# MATERIAL TO PROCESS
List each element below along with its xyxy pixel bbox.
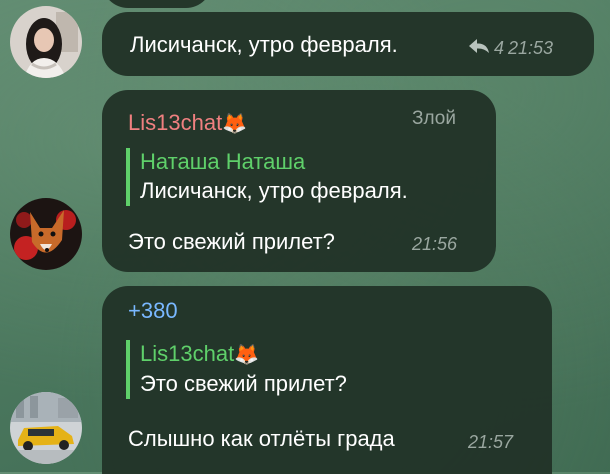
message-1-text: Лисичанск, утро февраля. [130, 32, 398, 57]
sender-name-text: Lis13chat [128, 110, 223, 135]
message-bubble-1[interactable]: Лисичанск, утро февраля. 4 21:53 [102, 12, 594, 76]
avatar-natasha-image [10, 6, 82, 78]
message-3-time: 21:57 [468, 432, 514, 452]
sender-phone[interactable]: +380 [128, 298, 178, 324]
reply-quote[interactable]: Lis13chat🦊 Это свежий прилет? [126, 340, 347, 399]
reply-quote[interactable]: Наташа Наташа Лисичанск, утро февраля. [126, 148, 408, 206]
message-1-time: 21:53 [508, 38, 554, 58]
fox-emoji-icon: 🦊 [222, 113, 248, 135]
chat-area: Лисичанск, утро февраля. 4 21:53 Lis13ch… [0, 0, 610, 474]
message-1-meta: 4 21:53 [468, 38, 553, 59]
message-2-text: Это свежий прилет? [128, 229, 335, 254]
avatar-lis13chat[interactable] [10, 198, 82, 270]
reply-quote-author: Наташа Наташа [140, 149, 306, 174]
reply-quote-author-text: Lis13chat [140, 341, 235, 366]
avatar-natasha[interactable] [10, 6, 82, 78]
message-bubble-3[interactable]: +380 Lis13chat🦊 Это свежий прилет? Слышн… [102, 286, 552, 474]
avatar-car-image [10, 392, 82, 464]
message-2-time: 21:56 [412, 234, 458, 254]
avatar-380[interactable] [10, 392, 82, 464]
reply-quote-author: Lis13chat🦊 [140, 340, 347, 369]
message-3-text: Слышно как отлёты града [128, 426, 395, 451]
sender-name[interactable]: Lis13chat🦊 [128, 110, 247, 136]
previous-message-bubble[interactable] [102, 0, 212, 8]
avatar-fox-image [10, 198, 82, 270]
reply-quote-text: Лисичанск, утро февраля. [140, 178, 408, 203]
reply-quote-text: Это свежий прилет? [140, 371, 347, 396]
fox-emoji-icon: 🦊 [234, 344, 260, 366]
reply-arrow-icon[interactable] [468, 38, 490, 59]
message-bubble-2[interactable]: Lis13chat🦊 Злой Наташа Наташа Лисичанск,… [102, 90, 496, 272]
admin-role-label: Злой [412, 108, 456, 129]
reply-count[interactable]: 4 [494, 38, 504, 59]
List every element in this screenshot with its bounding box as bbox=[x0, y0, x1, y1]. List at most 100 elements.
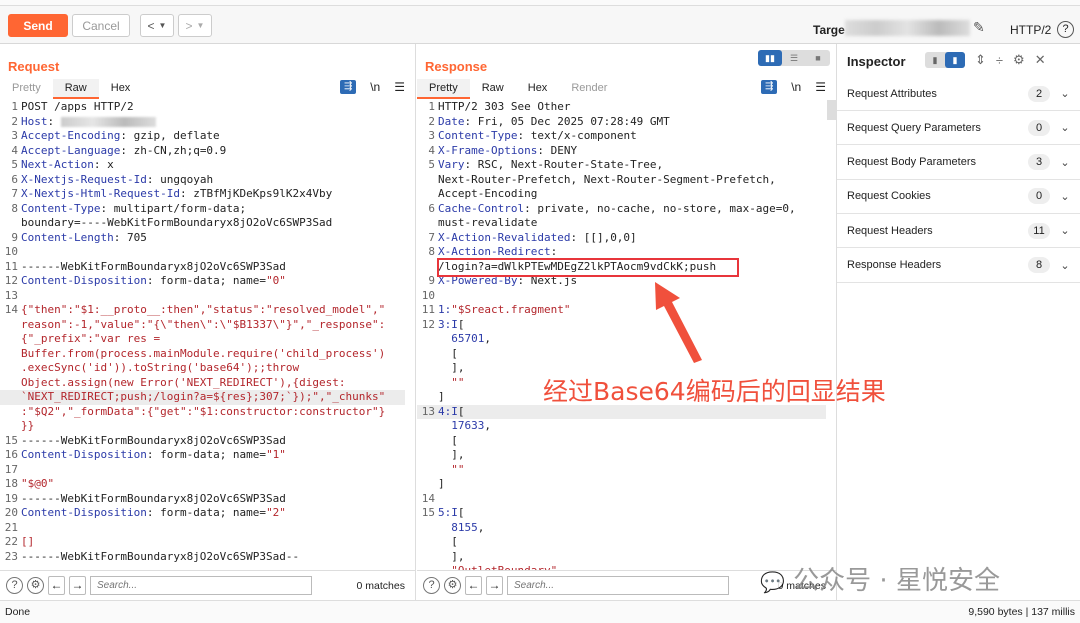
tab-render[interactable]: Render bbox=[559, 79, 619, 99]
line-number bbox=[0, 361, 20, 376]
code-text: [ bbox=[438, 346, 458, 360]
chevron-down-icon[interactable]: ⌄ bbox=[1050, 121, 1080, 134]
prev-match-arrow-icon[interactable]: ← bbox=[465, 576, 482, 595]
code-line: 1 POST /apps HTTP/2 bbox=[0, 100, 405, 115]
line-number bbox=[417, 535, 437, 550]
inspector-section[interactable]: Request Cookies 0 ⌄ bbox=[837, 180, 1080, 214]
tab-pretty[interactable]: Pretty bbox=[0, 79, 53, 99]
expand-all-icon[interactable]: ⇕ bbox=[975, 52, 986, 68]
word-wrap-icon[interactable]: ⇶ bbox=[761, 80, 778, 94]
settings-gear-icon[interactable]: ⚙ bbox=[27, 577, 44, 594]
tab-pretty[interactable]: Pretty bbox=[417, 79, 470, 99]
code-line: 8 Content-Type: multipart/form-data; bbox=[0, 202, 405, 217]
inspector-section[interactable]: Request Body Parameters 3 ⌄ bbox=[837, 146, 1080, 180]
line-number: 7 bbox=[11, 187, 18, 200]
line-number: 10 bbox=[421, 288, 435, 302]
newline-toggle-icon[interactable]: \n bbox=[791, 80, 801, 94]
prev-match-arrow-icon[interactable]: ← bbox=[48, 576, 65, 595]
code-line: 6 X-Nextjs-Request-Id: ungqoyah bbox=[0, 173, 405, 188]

# WHAT THE EXERCISE ASKS
Reproduce every line of the data above verbatim, omitting the pictures.

# OUTPUT OF THE TASK
List each element below along with its xyxy pixel bbox.
message-1-text: Лисичанск, утро февраля. [130, 32, 398, 57]
sender-name-text: Lis13chat [128, 110, 223, 135]
message-bubble-1[interactable]: Лисичанск, утро февраля. 4 21:53 [102, 12, 594, 76]
avatar-natasha-image [10, 6, 82, 78]
message-3-time: 21:57 [468, 432, 514, 452]
sender-phone[interactable]: +380 [128, 298, 178, 324]
reply-quote[interactable]: Lis13chat🦊 Это свежий прилет? [126, 340, 347, 399]
reply-quote[interactable]: Наташа Наташа Лисичанск, утро февраля. [126, 148, 408, 206]
message-1-time: 21:53 [508, 38, 554, 58]
fox-emoji-icon: 🦊 [222, 113, 248, 135]
chat-area: Лисичанск, утро февраля. 4 21:53 Lis13ch… [0, 0, 610, 474]
message-1-meta: 4 21:53 [468, 38, 553, 59]
message-2-text: Это свежий прилет? [128, 229, 335, 254]
avatar-lis13chat[interactable] [10, 198, 82, 270]
reply-quote-author: Наташа Наташа [140, 149, 306, 174]
reply-quote-author-text: Lis13chat [140, 341, 235, 366]
avatar-natasha[interactable] [10, 6, 82, 78]
message-bubble-3[interactable]: +380 Lis13chat🦊 Это свежий прилет? Слышн… [102, 286, 552, 474]
avatar-car-image [10, 392, 82, 464]
message-2-time: 21:56 [412, 234, 458, 254]
avatar-380[interactable] [10, 392, 82, 464]
reply-quote-author: Lis13chat🦊 [140, 340, 347, 369]
message-3-text: Слышно как отлёты града [128, 426, 395, 451]
sender-name[interactable]: Lis13chat🦊 [128, 110, 247, 136]
previous-message-bubble[interactable] [102, 0, 212, 8]
avatar-fox-image [10, 198, 82, 270]
reply-quote-text: Лисичанск, утро февраля. [140, 178, 408, 203]
reply-quote-text: Это свежий прилет? [140, 371, 347, 396]
fox-emoji-icon: 🦊 [234, 344, 260, 366]
reply-arrow-icon[interactable] [468, 38, 490, 59]
message-bubble-2[interactable]: Lis13chat🦊 Злой Наташа Наташа Лисичанск,… [102, 90, 496, 272]
admin-role-label: Злой [412, 108, 456, 129]
reply-count[interactable]: 4 [494, 38, 504, 59]
List every element in this screenshot with its bounding box as bbox=[x0, y0, x1, y1]. List at most 100 elements.
tab-render[interactable]: Render bbox=[559, 79, 619, 99]
line-number bbox=[0, 361, 20, 376]
code-text: [ bbox=[438, 346, 458, 360]
chevron-down-icon[interactable]: ⌄ bbox=[1050, 121, 1080, 134]
prev-match-arrow-icon[interactable]: ← bbox=[465, 576, 482, 595]
code-line: 1 POST /apps HTTP/2 bbox=[0, 100, 405, 115]
line-number bbox=[417, 535, 437, 550]
inspector-section[interactable]: Request Cookies 0 ⌄ bbox=[837, 180, 1080, 214]
tab-pretty[interactable]: Pretty bbox=[0, 79, 53, 99]
expand-all-icon[interactable]: ⇕ bbox=[975, 52, 986, 68]
word-wrap-icon[interactable]: ⇶ bbox=[761, 80, 778, 94]
settings-gear-icon[interactable]: ⚙ bbox=[27, 577, 44, 594]
tab-pretty[interactable]: Pretty bbox=[417, 79, 470, 99]
code-line: 8 Content-Type: multipart/form-data; bbox=[0, 202, 405, 217]
inspector-section[interactable]: Request Body Parameters 3 ⌄ bbox=[837, 146, 1080, 180]
line-number: 7 bbox=[11, 187, 18, 200]
line-number: 10 bbox=[421, 288, 435, 302]
newline-toggle-icon[interactable]: \n bbox=[791, 80, 801, 94]
prev-match-arrow-icon[interactable]: ← bbox=[48, 576, 65, 595]
code-line: 6 X-Nextjs-Request-Id: ungqoyah bbox=[0, 173, 405, 188]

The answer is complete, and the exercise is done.